◆ **Written task**:
Output each line of the material exactly as it stands.

=-=-=-=-=

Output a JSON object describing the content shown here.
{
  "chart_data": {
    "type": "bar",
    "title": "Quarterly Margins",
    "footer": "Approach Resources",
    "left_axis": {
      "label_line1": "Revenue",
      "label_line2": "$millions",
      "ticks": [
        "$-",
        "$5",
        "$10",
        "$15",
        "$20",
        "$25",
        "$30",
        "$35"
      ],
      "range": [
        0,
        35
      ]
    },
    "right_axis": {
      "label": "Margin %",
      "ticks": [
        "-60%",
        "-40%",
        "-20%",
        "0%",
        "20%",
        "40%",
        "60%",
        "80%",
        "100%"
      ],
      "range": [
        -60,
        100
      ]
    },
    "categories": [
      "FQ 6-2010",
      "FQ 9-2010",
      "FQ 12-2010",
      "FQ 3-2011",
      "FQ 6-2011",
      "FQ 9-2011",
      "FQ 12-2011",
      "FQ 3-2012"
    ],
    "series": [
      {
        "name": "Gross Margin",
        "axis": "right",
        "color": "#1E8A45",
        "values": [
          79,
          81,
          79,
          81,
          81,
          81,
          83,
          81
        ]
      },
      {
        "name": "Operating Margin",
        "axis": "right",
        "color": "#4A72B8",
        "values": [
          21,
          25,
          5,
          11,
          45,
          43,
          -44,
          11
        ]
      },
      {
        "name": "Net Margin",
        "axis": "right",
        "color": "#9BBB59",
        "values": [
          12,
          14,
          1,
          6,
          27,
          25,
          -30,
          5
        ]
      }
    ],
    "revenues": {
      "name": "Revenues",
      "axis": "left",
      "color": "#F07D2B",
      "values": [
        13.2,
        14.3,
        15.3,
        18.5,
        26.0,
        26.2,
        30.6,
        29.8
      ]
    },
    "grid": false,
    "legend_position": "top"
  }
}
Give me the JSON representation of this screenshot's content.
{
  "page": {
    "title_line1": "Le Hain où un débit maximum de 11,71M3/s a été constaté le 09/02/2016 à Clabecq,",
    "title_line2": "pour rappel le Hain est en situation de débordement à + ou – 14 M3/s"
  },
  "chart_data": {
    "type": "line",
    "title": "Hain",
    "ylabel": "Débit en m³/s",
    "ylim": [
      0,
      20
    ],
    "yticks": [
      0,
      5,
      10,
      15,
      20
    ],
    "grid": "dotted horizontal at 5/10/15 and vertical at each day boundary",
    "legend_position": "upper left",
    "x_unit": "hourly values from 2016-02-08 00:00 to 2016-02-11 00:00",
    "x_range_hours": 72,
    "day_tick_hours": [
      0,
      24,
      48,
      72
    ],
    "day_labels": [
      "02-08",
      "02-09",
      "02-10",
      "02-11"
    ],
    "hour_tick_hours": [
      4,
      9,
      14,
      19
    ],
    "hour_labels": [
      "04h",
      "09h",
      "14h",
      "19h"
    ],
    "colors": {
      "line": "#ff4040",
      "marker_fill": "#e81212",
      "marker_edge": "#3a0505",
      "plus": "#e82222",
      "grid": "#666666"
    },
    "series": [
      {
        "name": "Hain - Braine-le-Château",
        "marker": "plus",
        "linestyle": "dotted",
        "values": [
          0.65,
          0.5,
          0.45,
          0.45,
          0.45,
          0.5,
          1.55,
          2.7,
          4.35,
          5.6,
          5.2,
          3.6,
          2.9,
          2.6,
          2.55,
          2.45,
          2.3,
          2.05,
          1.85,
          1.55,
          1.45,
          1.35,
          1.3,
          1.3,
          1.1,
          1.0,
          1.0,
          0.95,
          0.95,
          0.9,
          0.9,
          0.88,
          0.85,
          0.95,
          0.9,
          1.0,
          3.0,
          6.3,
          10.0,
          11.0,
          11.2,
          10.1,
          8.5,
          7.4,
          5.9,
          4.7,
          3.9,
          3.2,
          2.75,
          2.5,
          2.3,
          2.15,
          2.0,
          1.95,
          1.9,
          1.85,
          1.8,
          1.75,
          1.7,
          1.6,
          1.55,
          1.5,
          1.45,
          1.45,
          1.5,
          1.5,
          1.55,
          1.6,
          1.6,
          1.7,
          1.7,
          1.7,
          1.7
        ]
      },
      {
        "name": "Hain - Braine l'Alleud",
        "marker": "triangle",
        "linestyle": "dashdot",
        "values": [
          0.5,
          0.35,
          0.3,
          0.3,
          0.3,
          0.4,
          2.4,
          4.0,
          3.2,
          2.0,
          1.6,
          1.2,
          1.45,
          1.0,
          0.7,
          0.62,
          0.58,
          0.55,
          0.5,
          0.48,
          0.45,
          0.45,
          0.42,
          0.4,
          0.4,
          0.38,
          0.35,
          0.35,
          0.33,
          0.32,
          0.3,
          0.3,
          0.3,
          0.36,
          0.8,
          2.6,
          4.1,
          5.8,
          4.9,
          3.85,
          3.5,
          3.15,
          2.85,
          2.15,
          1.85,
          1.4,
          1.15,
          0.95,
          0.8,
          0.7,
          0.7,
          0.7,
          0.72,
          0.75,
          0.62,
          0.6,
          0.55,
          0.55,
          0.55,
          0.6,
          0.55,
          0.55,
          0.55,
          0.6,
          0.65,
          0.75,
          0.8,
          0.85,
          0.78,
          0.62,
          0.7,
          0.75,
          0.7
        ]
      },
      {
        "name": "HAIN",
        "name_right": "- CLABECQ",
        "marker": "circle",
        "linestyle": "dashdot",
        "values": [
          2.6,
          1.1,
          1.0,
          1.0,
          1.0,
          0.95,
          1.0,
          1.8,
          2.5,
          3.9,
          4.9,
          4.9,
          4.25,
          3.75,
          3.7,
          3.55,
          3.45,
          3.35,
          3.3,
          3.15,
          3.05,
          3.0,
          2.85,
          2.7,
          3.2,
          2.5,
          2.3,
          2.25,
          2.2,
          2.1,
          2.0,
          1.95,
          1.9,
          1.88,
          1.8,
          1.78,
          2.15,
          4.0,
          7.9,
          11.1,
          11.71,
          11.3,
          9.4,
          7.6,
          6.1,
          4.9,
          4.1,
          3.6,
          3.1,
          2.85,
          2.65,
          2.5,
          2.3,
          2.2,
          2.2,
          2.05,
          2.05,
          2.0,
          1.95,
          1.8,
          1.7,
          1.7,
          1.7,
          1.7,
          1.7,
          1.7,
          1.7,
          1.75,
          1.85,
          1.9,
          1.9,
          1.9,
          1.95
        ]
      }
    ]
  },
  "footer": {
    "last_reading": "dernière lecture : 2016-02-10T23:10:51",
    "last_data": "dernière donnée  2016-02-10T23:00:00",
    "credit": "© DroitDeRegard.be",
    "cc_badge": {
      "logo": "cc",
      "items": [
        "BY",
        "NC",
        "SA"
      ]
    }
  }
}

=-=-=-=-=

◆ **Task result**:
Output a JSON object describing the content shown here.
{
  "chart_data": {
    "type": "bar",
    "title": "Quarterly Margins",
    "footer": "Approach Resources",
    "left_axis": {
      "label_line1": "Revenue",
      "label_line2": "$millions",
      "ticks": [
        "$-",
        "$5",
        "$10",
        "$15",
        "$20",
        "$25",
        "$30",
        "$35"
      ],
      "range": [
        0,
        35
      ]
    },
    "right_axis": {
      "label": "Margin %",
      "ticks": [
        "-60%",
        "-40%",
        "-20%",
        "0%",
        "20%",
        "40%",
        "60%",
        "80%",
        "100%"
      ],
      "range": [
        -60,
        100
      ]
    },
    "categories": [
      "FQ 6-2010",
      "FQ 9-2010",
      "FQ 12-2010",
      "FQ 3-2011",
      "FQ 6-2011",
      "FQ 9-2011",
      "FQ 12-2011",
      "FQ 3-2012"
    ],
    "series": [
      {
        "name": "Gross Margin",
        "axis": "right",
        "color": "#1E8A45",
        "values": [
          79,
          81,
          79,
          81,
          81,
          81,
          83,
          81
        ]
      },
      {
        "name": "Operating Margin",
        "axis": "right",
        "color": "#4A72B8",
        "values": [
          21,
          25,
          5,
          11,
          45,
          43,
          -44,
          11
        ]
      },
      {
        "name": "Net Margin",
        "axis": "right",
        "color": "#9BBB59",
        "values": [
          12,
          14,
          1,
          6,
          27,
          25,
          -30,
          5
        ]
      }
    ],
    "revenues": {
      "name": "Revenues",
      "axis": "left",
      "color": "#F07D2B",
      "values": [
        13.2,
        14.3,
        15.3,
        18.5,
        26.0,
        26.2,
        30.6,
        29.8
      ]
    },
    "grid": false,
    "legend_position": "top"
  }
}
Give me the JSON representation of this screenshot's content.
{
  "page": {
    "title_line1": "Le Hain où un débit maximum de 11,71M3/s a été constaté le 09/02/2016 à Clabecq,",
    "title_line2": "pour rappel le Hain est en situation de débordement à + ou – 14 M3/s"
  },
  "chart_data": {
    "type": "line",
    "title": "Hain",
    "ylabel": "Débit en m³/s",
    "ylim": [
      0,
      20
    ],
    "yticks": [
      0,
      5,
      10,
      15,
      20
    ],
    "grid": "dotted horizontal at 5/10/15 and vertical at each day boundary",
    "legend_position": "upper left",
    "x_unit": "hourly values from 2016-02-08 00:00 to 2016-02-11 00:00",
    "x_range_hours": 72,
    "day_tick_hours": [
      0,
      24,
      48,
      72
    ],
    "day_labels": [
      "02-08",
      "02-09",
      "02-10",
      "02-11"
    ],
    "hour_tick_hours": [
      4,
      9,
      14,
      19
    ],
    "hour_labels": [
      "04h",
      "09h",
      "14h",
      "19h"
    ],
    "colors": {
      "line": "#ff4040",
      "marker_fill": "#e81212",
      "marker_edge": "#3a0505",
      "plus": "#e82222",
      "grid": "#666666"
    },
    "series": [
      {
        "name": "Hain - Braine-le-Château",
        "marker": "plus",
        "linestyle": "dotted",
        "values": [
          0.65,
          0.5,
          0.45,
          0.45,
          0.45,
          0.5,
          1.55,
          2.7,
          4.35,
          5.6,
          5.2,
          3.6,
          2.9,
          2.6,
          2.55,
          2.45,
          2.3,
          2.05,
          1.85,
          1.55,
          1.45,
          1.35,
          1.3,
          1.3,
          1.1,
          1.0,
          1.0,
          0.95,
          0.95,
          0.9,
          0.9,
          0.88,
          0.85,
          0.95,
          0.9,
          1.0,
          3.0,
          6.3,
          10.0,
          11.0,
          11.2,
          10.1,
          8.5,
          7.4,
          5.9,
          4.7,
          3.9,
          3.2,
          2.75,
          2.5,
          2.3,
          2.15,
          2.0,
          1.95,
          1.9,
          1.85,
          1.8,
          1.75,
          1.7,
          1.6,
          1.55,
          1.5,
          1.45,
          1.45,
          1.5,
          1.5,
          1.55,
          1.6,
          1.6,
          1.7,
          1.7,
          1.7,
          1.7
        ]
      },
      {
        "name": "Hain - Braine l'Alleud",
        "marker": "triangle",
        "linestyle": "dashdot",
        "values": [
          0.5,
          0.35,
          0.3,
          0.3,
          0.3,
          0.4,
          2.4,
          4.0,
          3.2,
          2.0,
          1.6,
          1.2,
          1.45,
          1.0,
          0.7,
          0.62,
          0.58,
          0.55,
          0.5,
          0.48,
          0.45,
          0.45,
          0.42,
          0.4,
          0.4,
          0.38,
          0.35,
          0.35,
          0.33,
          0.32,
          0.3,
          0.3,
          0.3,
          0.36,
          0.8,
          2.6,
          4.1,
          5.8,
          4.9,
          3.85,
          3.5,
          3.15,
          2.85,
          2.15,
          1.85,
          1.4,
          1.15,
          0.95,
          0.8,
          0.7,
          0.7,
          0.7,
          0.72,
          0.75,
          0.62,
          0.6,
          0.55,
          0.55,
          0.55,
          0.6,
          0.55,
          0.55,
          0.55,
          0.6,
          0.65,
          0.75,
          0.8,
          0.85,
          0.78,
          0.62,
          0.7,
          0.75,
          0.7
        ]
      },
      {
        "name": "HAIN",
        "name_right": "- CLABECQ",
        "marker": "circle",
        "linestyle": "dashdot",
        "values": [
          2.6,
          1.1,
          1.0,
          1.0,
          1.0,
          0.95,
          1.0,
          1.8,
          2.5,
          3.9,
          4.9,
          4.9,
          4.25,
          3.75,
          3.7,
          3.55,
          3.45,
          3.35,
          3.3,
          3.15,
          3.05,
          3.0,
          2.85,
          2.7,
          3.2,
          2.5,
          2.3,
          2.25,
          2.2,
          2.1,
          2.0,
          1.95,
          1.9,
          1.88,
          1.8,
          1.78,
          2.15,
          4.0,
          7.9,
          11.1,
          11.71,
          11.3,
          9.4,
          7.6,
          6.1,
          4.9,
          4.1,
          3.6,
          3.1,
          2.85,
          2.65,
          2.5,
          2.3,
          2.2,
          2.2,
          2.05,
          2.05,
          2.0,
          1.95,
          1.8,
          1.7,
          1.7,
          1.7,
          1.7,
          1.7,
          1.7,
          1.7,
          1.75,
          1.85,
          1.9,
          1.9,
          1.9,
          1.95
        ]
      }
    ]
  },
  "footer": {
    "last_reading": "dernière lecture : 2016-02-10T23:10:51",
    "last_data": "dernière donnée  2016-02-10T23:00:00",
    "credit": "© DroitDeRegard.be",
    "cc_badge": {
      "logo": "cc",
      "items": [
        "BY",
        "NC",
        "SA"
      ]
    }
  }
}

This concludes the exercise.